[START OF Dataset content]

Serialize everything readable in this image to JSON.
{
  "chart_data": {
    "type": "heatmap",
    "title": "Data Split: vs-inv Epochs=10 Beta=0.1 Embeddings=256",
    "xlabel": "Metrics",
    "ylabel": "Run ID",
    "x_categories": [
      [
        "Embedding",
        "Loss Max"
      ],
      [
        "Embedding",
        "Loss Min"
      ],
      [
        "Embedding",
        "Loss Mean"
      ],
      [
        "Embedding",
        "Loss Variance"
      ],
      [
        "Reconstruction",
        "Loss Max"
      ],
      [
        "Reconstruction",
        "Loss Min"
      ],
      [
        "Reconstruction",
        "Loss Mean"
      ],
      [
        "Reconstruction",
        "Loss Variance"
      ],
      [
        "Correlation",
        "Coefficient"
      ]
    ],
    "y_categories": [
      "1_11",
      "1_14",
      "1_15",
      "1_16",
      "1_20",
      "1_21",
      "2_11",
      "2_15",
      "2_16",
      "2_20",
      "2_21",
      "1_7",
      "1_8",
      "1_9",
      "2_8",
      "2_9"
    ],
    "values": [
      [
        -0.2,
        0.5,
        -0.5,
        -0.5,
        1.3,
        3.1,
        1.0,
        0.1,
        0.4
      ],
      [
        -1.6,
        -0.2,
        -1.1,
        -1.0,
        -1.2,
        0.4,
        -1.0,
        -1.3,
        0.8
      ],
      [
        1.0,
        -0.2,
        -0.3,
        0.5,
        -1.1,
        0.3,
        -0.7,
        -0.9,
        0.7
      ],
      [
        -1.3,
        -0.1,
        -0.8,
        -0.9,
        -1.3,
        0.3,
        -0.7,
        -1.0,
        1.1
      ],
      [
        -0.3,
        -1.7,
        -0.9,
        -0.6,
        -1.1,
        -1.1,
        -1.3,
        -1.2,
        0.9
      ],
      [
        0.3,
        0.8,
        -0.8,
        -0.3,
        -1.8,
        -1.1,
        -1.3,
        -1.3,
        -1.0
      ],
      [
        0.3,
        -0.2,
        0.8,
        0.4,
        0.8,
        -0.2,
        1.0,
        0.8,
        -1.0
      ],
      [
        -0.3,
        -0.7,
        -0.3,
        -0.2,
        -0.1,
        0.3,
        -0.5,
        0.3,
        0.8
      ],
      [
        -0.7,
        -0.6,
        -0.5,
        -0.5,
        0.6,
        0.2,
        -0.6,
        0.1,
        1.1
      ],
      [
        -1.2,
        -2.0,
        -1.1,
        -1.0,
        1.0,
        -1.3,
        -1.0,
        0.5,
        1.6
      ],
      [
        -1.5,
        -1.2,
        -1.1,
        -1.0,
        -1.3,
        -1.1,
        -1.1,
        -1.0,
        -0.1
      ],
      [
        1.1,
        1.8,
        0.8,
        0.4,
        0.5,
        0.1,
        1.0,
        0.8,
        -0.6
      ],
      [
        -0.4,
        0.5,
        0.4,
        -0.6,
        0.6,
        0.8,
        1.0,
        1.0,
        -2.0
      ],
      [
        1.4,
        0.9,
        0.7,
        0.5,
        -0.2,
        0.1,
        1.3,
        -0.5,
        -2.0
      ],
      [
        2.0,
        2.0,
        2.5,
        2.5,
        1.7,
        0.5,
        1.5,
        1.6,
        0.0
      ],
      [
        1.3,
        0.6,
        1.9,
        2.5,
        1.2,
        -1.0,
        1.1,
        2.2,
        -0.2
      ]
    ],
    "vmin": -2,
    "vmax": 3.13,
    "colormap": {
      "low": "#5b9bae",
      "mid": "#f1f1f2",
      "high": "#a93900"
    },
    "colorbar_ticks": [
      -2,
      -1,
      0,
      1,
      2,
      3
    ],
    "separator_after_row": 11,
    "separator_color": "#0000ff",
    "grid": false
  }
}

[END OF Dataset content]

Directions. Retype every entry above, word for word.

Result of this task.
Serialize everything readable in this image to JSON.
{
  "chart_data": {
    "type": "heatmap",
    "title": "Data Split: vs-inv Epochs=10 Beta=0.1 Embeddings=256",
    "xlabel": "Metrics",
    "ylabel": "Run ID",
    "x_categories": [
      [
        "Embedding",
        "Loss Max"
      ],
      [
        "Embedding",
        "Loss Min"
      ],
      [
        "Embedding",
        "Loss Mean"
      ],
      [
        "Embedding",
        "Loss Variance"
      ],
      [
        "Reconstruction",
        "Loss Max"
      ],
      [
        "Reconstruction",
        "Loss Min"
      ],
      [
        "Reconstruction",
        "Loss Mean"
      ],
      [
        "Reconstruction",
        "Loss Variance"
      ],
      [
        "Correlation",
        "Coefficient"
      ]
    ],
    "y_categories": [
      "1_11",
      "1_14",
      "1_15",
      "1_16",
      "1_20",
      "1_21",
      "2_11",
      "2_15",
      "2_16",
      "2_20",
      "2_21",
      "1_7",
      "1_8",
      "1_9",
      "2_8",
      "2_9"
    ],
    "values": [
      [
        -0.2,
        0.5,
        -0.5,
        -0.5,
        1.3,
        3.1,
        1.0,
        0.1,
        0.4
      ],
      [
        -1.6,
        -0.2,
        -1.1,
        -1.0,
        -1.2,
        0.4,
        -1.0,
        -1.3,
        0.8
      ],
      [
        1.0,
        -0.2,
        -0.3,
        0.5,
        -1.1,
        0.3,
        -0.7,
        -0.9,
        0.7
      ],
      [
        -1.3,
        -0.1,
        -0.8,
        -0.9,
        -1.3,
        0.3,
        -0.7,
        -1.0,
        1.1
      ],
      [
        -0.3,
        -1.7,
        -0.9,
        -0.6,
        -1.1,
        -1.1,
        -1.3,
        -1.2,
        0.9
      ],
      [
        0.3,
        0.8,
        -0.8,
        -0.3,
        -1.8,
        -1.1,
        -1.3,
        -1.3,
        -1.0
      ],
      [
        0.3,
        -0.2,
        0.8,
        0.4,
        0.8,
        -0.2,
        1.0,
        0.8,
        -1.0
      ],
      [
        -0.3,
        -0.7,
        -0.3,
        -0.2,
        -0.1,
        0.3,
        -0.5,
        0.3,
        0.8
      ],
      [
        -0.7,
        -0.6,
        -0.5,
        -0.5,
        0.6,
        0.2,
        -0.6,
        0.1,
        1.1
      ],
      [
        -1.2,
        -2.0,
        -1.1,
        -1.0,
        1.0,
        -1.3,
        -1.0,
        0.5,
        1.6
      ],
      [
        -1.5,
        -1.2,
        -1.1,
        -1.0,
        -1.3,
        -1.1,
        -1.1,
        -1.0,
        -0.1
      ],
      [
        1.1,
        1.8,
        0.8,
        0.4,
        0.5,
        0.1,
        1.0,
        0.8,
        -0.6
      ],
      [
        -0.4,
        0.5,
        0.4,
        -0.6,
        0.6,
        0.8,
        1.0,
        1.0,
        -2.0
      ],
      [
        1.4,
        0.9,
        0.7,
        0.5,
        -0.2,
        0.1,
        1.3,
        -0.5,
        -2.0
      ],
      [
        2.0,
        2.0,
        2.5,
        2.5,
        1.7,
        0.5,
        1.5,
        1.6,
        0.0
      ],
      [
        1.3,
        0.6,
        1.9,
        2.5,
        1.2,
        -1.0,
        1.1,
        2.2,
        -0.2
      ]
    ],
    "vmin": -2,
    "vmax": 3.13,
    "colormap": {
      "low": "#5b9bae",
      "mid": "#f1f1f2",
      "high": "#a93900"
    },
    "colorbar_ticks": [
      -2,
      -1,
      0,
      1,
      2,
      3
    ],
    "separator_after_row": 11,
    "separator_color": "#0000ff",
    "grid": false
  }
}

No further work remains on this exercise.